• Set problem
Below are the entries; count the lines in them that contain the word "digital" and give only the number.

• Input data
-----
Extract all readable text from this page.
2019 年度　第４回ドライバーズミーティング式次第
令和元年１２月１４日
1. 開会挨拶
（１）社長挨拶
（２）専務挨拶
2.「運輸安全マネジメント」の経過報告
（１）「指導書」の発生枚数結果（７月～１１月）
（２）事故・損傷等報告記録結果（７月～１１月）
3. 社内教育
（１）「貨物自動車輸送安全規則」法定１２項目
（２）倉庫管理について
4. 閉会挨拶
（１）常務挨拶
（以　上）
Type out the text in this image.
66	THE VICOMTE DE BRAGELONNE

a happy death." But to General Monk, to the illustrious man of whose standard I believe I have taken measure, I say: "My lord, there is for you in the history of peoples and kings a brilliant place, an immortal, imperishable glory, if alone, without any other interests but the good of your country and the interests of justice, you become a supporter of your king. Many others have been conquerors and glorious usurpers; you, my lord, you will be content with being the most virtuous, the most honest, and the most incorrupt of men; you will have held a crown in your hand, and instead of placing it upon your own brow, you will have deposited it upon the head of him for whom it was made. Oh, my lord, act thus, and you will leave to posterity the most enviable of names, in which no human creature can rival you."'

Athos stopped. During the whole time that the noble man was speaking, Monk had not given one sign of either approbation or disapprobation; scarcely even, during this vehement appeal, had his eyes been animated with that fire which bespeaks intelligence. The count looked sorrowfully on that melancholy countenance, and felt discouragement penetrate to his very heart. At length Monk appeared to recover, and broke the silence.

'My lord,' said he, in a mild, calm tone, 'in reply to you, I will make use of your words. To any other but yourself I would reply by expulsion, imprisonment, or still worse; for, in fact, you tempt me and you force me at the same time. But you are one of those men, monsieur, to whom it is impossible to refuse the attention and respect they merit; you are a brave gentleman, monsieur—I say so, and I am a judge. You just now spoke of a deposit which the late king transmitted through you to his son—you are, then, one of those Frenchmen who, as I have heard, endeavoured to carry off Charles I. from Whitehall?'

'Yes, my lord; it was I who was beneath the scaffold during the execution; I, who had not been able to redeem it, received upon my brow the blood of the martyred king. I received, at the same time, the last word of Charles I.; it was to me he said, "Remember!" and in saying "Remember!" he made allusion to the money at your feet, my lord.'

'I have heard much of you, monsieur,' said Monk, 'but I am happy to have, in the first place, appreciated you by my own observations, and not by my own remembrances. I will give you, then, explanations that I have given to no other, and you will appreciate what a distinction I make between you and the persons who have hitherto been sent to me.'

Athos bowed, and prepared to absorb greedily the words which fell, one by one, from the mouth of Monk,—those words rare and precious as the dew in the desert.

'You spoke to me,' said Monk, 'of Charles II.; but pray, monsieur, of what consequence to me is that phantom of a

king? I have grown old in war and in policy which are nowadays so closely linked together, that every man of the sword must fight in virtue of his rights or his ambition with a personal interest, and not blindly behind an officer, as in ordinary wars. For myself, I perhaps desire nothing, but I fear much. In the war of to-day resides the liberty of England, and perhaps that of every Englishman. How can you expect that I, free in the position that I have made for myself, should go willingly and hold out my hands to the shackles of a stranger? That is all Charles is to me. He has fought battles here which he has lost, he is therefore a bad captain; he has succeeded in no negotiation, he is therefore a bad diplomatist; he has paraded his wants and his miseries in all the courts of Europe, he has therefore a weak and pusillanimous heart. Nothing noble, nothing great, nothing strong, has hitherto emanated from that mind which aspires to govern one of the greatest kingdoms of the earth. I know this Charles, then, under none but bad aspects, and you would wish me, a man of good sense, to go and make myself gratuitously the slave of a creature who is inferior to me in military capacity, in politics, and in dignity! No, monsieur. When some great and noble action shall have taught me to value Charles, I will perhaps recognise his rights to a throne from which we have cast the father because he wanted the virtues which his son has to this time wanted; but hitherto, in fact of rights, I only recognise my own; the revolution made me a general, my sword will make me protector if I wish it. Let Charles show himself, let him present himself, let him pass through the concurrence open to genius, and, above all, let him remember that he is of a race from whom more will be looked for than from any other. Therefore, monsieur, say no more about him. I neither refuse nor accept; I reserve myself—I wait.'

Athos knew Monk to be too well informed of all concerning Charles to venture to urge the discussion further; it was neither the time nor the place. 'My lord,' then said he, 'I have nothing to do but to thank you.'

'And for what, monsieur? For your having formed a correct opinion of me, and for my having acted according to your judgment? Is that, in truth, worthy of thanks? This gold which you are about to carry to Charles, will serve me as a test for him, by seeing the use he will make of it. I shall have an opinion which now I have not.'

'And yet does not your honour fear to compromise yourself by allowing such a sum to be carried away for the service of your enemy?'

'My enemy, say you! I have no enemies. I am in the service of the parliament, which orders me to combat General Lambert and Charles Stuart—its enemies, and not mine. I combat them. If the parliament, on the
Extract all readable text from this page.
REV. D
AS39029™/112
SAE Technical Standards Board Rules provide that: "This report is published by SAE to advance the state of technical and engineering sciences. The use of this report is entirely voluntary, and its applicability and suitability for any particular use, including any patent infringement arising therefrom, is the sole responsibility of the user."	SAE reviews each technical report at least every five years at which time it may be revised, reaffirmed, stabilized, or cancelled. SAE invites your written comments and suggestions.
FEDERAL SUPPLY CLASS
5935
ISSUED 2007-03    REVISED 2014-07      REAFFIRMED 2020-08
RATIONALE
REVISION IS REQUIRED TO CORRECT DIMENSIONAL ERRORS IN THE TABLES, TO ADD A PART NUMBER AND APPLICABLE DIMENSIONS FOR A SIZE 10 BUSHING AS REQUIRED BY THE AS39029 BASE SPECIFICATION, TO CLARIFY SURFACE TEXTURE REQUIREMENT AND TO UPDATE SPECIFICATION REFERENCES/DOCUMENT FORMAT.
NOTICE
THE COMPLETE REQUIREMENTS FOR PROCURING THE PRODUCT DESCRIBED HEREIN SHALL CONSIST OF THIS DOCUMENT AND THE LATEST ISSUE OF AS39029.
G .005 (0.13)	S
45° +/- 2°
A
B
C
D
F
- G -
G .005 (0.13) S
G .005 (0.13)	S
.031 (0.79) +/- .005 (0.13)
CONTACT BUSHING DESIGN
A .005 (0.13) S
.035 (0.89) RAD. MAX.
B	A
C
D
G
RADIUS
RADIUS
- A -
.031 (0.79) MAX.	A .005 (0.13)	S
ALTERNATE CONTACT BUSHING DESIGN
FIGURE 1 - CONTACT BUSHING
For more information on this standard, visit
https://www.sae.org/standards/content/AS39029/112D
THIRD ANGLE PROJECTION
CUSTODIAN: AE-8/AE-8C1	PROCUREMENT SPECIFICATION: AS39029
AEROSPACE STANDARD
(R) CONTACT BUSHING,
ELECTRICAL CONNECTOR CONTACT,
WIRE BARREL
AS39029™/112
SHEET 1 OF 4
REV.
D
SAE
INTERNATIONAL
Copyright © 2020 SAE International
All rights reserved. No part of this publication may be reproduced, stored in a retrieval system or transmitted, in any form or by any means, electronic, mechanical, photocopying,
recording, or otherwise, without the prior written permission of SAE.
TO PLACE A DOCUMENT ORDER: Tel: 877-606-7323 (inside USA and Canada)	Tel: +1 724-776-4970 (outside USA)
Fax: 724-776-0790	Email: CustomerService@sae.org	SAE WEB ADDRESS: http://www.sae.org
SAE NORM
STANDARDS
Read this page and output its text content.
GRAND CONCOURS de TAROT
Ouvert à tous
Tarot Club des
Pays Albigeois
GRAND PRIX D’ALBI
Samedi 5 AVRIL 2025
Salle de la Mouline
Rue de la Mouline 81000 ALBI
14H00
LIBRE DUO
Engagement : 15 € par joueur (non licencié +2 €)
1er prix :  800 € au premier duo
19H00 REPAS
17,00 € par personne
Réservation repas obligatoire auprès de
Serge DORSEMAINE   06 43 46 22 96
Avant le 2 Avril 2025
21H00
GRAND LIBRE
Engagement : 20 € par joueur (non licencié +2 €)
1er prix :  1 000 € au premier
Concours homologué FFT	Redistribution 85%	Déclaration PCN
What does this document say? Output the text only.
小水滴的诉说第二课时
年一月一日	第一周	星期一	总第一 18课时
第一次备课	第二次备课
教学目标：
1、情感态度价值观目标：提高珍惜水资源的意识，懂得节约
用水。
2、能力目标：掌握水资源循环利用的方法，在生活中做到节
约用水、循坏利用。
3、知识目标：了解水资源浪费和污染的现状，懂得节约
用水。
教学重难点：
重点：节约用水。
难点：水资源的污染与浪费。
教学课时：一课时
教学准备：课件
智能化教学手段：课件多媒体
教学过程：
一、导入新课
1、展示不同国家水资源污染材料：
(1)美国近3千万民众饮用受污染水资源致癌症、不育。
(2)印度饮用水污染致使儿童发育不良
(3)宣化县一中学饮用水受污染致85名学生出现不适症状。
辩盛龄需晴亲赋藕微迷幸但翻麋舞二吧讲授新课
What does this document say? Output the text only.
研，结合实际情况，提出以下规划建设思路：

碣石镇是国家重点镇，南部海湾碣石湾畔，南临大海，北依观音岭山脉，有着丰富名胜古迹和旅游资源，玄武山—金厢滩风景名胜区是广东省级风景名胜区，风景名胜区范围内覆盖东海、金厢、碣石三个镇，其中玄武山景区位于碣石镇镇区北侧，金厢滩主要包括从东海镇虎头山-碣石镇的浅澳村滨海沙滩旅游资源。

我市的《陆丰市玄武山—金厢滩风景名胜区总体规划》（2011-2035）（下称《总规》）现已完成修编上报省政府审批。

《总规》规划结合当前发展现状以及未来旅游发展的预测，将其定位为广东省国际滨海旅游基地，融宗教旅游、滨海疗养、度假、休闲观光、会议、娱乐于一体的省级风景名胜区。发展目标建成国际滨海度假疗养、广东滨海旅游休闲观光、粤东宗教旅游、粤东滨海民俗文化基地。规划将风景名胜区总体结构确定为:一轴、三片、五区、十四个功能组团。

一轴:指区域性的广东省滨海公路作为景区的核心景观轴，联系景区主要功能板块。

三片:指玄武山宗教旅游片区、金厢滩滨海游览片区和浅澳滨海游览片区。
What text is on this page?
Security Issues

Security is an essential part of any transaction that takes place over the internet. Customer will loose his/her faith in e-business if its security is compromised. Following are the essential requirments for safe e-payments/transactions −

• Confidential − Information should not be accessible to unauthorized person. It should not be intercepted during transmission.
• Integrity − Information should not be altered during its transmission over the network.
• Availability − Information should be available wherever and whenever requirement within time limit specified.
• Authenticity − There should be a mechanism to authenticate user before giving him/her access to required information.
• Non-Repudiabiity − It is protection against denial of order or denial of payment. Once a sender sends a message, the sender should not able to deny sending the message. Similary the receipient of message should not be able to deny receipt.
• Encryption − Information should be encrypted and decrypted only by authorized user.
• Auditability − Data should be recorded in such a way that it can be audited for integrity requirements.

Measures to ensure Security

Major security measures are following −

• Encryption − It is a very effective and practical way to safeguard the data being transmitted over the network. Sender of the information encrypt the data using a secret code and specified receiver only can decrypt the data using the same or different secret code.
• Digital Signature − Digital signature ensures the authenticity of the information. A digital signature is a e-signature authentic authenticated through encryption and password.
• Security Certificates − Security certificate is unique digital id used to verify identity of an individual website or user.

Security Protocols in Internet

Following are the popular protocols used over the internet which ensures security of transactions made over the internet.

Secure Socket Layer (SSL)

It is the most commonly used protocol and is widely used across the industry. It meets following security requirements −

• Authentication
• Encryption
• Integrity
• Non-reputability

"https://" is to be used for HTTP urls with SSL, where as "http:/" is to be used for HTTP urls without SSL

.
-----
• Written response
2